**Extracted entries:**
+ + +
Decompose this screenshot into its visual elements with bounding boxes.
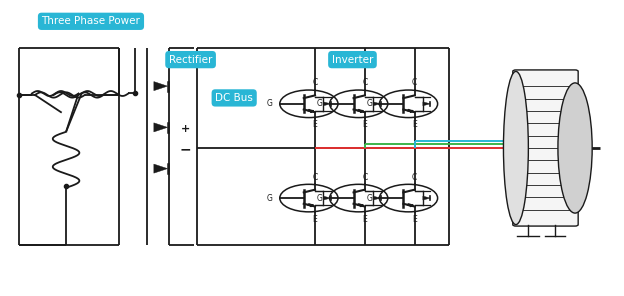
Text: DC Bus: DC Bus [215, 93, 253, 103]
Ellipse shape [504, 71, 529, 225]
FancyArrow shape [308, 110, 313, 112]
Text: G: G [267, 194, 273, 202]
FancyArrow shape [407, 204, 413, 207]
Text: C: C [363, 78, 368, 87]
Text: Three Phase Power: Three Phase Power [42, 16, 140, 26]
Text: G: G [367, 99, 373, 108]
Text: E: E [363, 215, 368, 223]
Polygon shape [373, 102, 381, 106]
Ellipse shape [558, 83, 592, 213]
Text: G: G [267, 99, 273, 108]
Text: E: E [363, 120, 368, 129]
FancyArrow shape [308, 204, 313, 207]
Polygon shape [373, 196, 381, 200]
Polygon shape [323, 102, 331, 106]
Polygon shape [423, 102, 431, 106]
Text: G: G [367, 194, 373, 202]
Text: E: E [412, 215, 417, 223]
Text: E: E [313, 120, 318, 129]
Text: −: − [180, 142, 192, 157]
Polygon shape [323, 196, 331, 200]
Text: C: C [313, 78, 318, 87]
Text: +: + [181, 124, 190, 134]
Text: G: G [317, 194, 323, 202]
Polygon shape [154, 82, 168, 91]
Text: E: E [412, 120, 417, 129]
Text: G: G [317, 99, 323, 108]
Text: C: C [363, 173, 368, 181]
Text: Inverter: Inverter [332, 55, 373, 65]
FancyArrow shape [358, 110, 363, 112]
Text: C: C [412, 173, 417, 181]
Polygon shape [154, 123, 168, 132]
FancyArrow shape [358, 204, 363, 207]
Text: C: C [412, 78, 417, 87]
Text: C: C [313, 173, 318, 181]
FancyBboxPatch shape [513, 70, 578, 226]
Text: Rectifier: Rectifier [169, 55, 212, 65]
Polygon shape [423, 196, 431, 200]
Polygon shape [154, 164, 168, 173]
Text: E: E [313, 215, 318, 223]
FancyArrow shape [407, 110, 413, 112]
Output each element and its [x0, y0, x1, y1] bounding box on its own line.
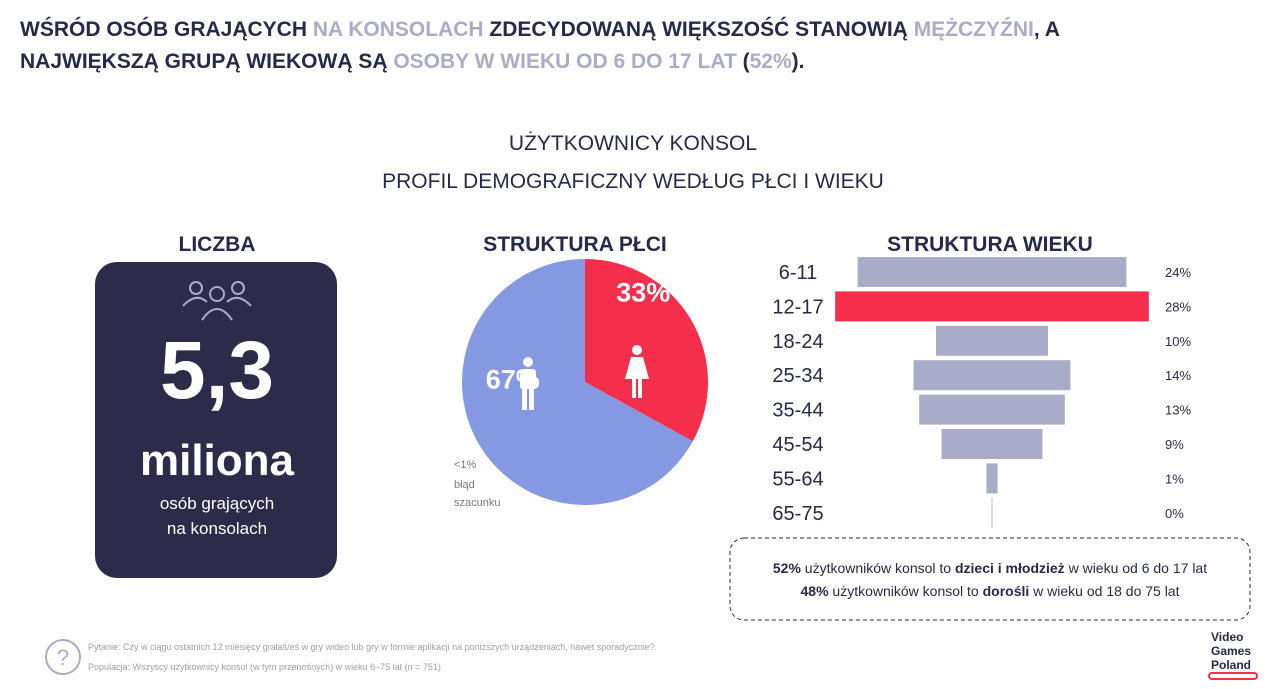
count-unit: miliona [140, 436, 295, 485]
value-label: 28% [1165, 299, 1191, 314]
help-icon [45, 639, 81, 675]
count-caption: na konsolach [167, 519, 267, 538]
logo-text: Poland [1211, 658, 1251, 672]
headline-segment: NA KONSOLACH [313, 18, 484, 41]
value-label: 24% [1165, 265, 1191, 280]
headline-segment: ). [792, 50, 805, 73]
panel-heading: LICZBA [179, 233, 256, 256]
bar [919, 394, 1065, 425]
logo-underline [1208, 672, 1258, 680]
headline-line: WŚRÓD OSÓB GRAJĄCYCH NA KONSOLACH ZDECYD… [20, 17, 1060, 41]
pie-slice [585, 259, 708, 442]
bar [991, 497, 993, 528]
summary-segment: dorośli [983, 583, 1030, 599]
summary-segment: 52% [773, 560, 802, 576]
count-panel [95, 262, 337, 578]
category-label: 18-24 [772, 331, 823, 353]
category-label: 35-44 [772, 400, 823, 422]
male-icon [520, 357, 536, 410]
female-icon [625, 345, 649, 398]
value-label: 10% [1165, 334, 1191, 349]
bar [986, 463, 998, 494]
pie-slice [461, 259, 693, 506]
headline-segment: MĘŻCZYŹNI [914, 18, 1034, 41]
count-number: 5,3 [160, 325, 274, 416]
headline-segment: ZDECYDOWANĄ WIĘKSZOŚĆ STANOWIĄ [484, 17, 914, 41]
summary-segment: w wieku od 6 do 17 lat [1065, 560, 1208, 576]
bar-chart: 6-11 24% 12-17 28% 18-24 10% 25-34 14% 35-44 13% 4… [772, 257, 1191, 528]
help-icon-glyph: ? [57, 645, 69, 670]
headline-segment: ( [737, 50, 750, 73]
value-label: 0% [1165, 506, 1184, 521]
bar [941, 429, 1043, 459]
summary-box [729, 537, 1251, 621]
value-label: 9% [1165, 437, 1184, 452]
footer-population: Populacja: Wszyscy użytkownicy konsol (w… [88, 662, 441, 672]
headline-segment: NAJWIĘKSZĄ GRUPĄ WIEKOWĄ SĄ [20, 50, 393, 73]
category-label: 55-64 [772, 468, 823, 490]
bar [913, 360, 1071, 391]
bar [835, 291, 1149, 322]
pie-note: błąd [454, 479, 475, 491]
pie-title: STRUKTURA PŁCI [483, 233, 667, 256]
summary-segment: użytkowników konsol to [829, 583, 983, 599]
category-label: 65-75 [772, 503, 823, 525]
headline: WŚRÓD OSÓB GRAJĄCYCH NA KONSOLACH ZDECYD… [20, 17, 1060, 73]
bar [857, 257, 1127, 287]
category-label: 6-11 [779, 262, 818, 284]
summary-segment: w wieku od 18 do 75 lat [1029, 583, 1179, 599]
headline-segment: WŚRÓD OSÓB GRAJĄCYCH [20, 17, 313, 41]
section-title: UŻYTKOWNICY KONSOL [509, 132, 757, 155]
pie-note: szacunku [454, 497, 500, 509]
category-label: 45-54 [772, 434, 823, 456]
summary-segment: użytkowników konsol to [801, 560, 955, 576]
headline-segment: 52% [750, 50, 792, 73]
value-label: 1% [1165, 471, 1184, 486]
pie-label: 33% [616, 278, 670, 308]
section-subtitle: PROFIL DEMOGRAFICZNY WEDŁUG PŁCI I WIEKU [382, 170, 884, 193]
summary-line: 48% użytkowników konsol to dorośli w wie… [801, 583, 1180, 599]
category-label: 25-34 [772, 365, 823, 387]
headline-segment: , A [1034, 18, 1060, 41]
count-caption: osób grających [160, 494, 274, 513]
category-label: 12-17 [772, 296, 823, 318]
value-label: 13% [1165, 403, 1191, 418]
summary: 52% użytkowników konsol to dzieci i młod… [773, 560, 1207, 599]
value-label: 14% [1165, 368, 1191, 383]
footer-question: Pytanie: Czy w ciągu ostatnich 12 miesię… [88, 642, 655, 652]
logo-text: Games [1211, 644, 1251, 658]
logo-text: Video [1211, 630, 1243, 644]
headline-segment: OSOBY W WIEKU OD 6 DO 17 LAT [393, 50, 737, 73]
bar-title: STRUKTURA WIEKU [887, 233, 1093, 256]
summary-line: 52% użytkowników konsol to dzieci i młod… [773, 560, 1207, 576]
headline-line: NAJWIĘKSZĄ GRUPĄ WIEKOWĄ SĄ OSOBY W WIEK… [20, 50, 804, 73]
summary-segment: 48% [801, 583, 830, 599]
pie-note: <1% [454, 459, 477, 471]
bar [936, 325, 1048, 356]
pie-chart: 33%67% [461, 259, 708, 506]
summary-segment: dzieci i młodzież [955, 560, 1065, 576]
people-icon [182, 281, 252, 321]
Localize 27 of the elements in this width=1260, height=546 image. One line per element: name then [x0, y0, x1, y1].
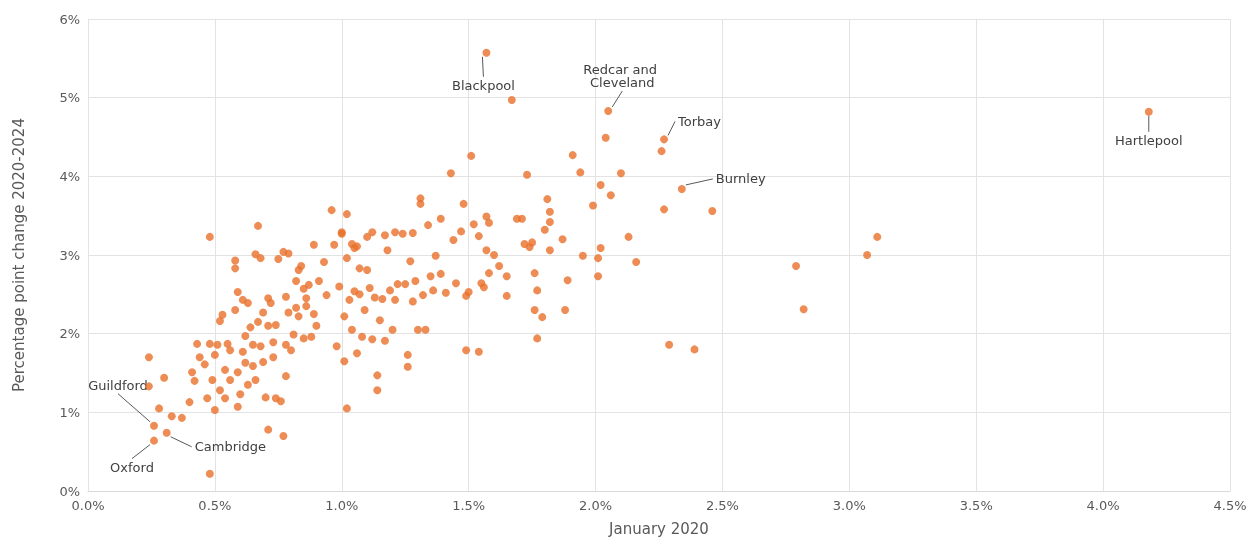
+ + +
**Brief:** Return, character for character, the rows starting at the one containing "count-unit: miliona [140, 436, 295, 485]" and ending at the one containing "count-panel [95, 262, 337, 578]", with both of those rows included.

**Problem solution:**
count-unit: miliona [140, 436, 295, 485]
value-label: 28% [1165, 299, 1191, 314]
help-icon [45, 639, 81, 675]
count-caption: na konsolach [167, 519, 267, 538]
logo-text: Poland [1211, 658, 1251, 672]
headline-segment: NA KONSOLACH [313, 18, 484, 41]
value-label: 24% [1165, 265, 1191, 280]
headline-segment: ). [792, 50, 805, 73]
panel-heading: LICZBA [179, 233, 256, 256]
bar [919, 394, 1065, 425]
logo-underline [1208, 672, 1258, 680]
headline-line: WŚRÓD OSÓB GRAJĄCYCH NA KONSOLACH ZDECYD… [20, 17, 1060, 41]
pie-slice [585, 259, 708, 442]
bar [991, 497, 993, 528]
summary-segment: dorośli [983, 583, 1030, 599]
summary-segment: 52% [773, 560, 802, 576]
count-panel [95, 262, 337, 578]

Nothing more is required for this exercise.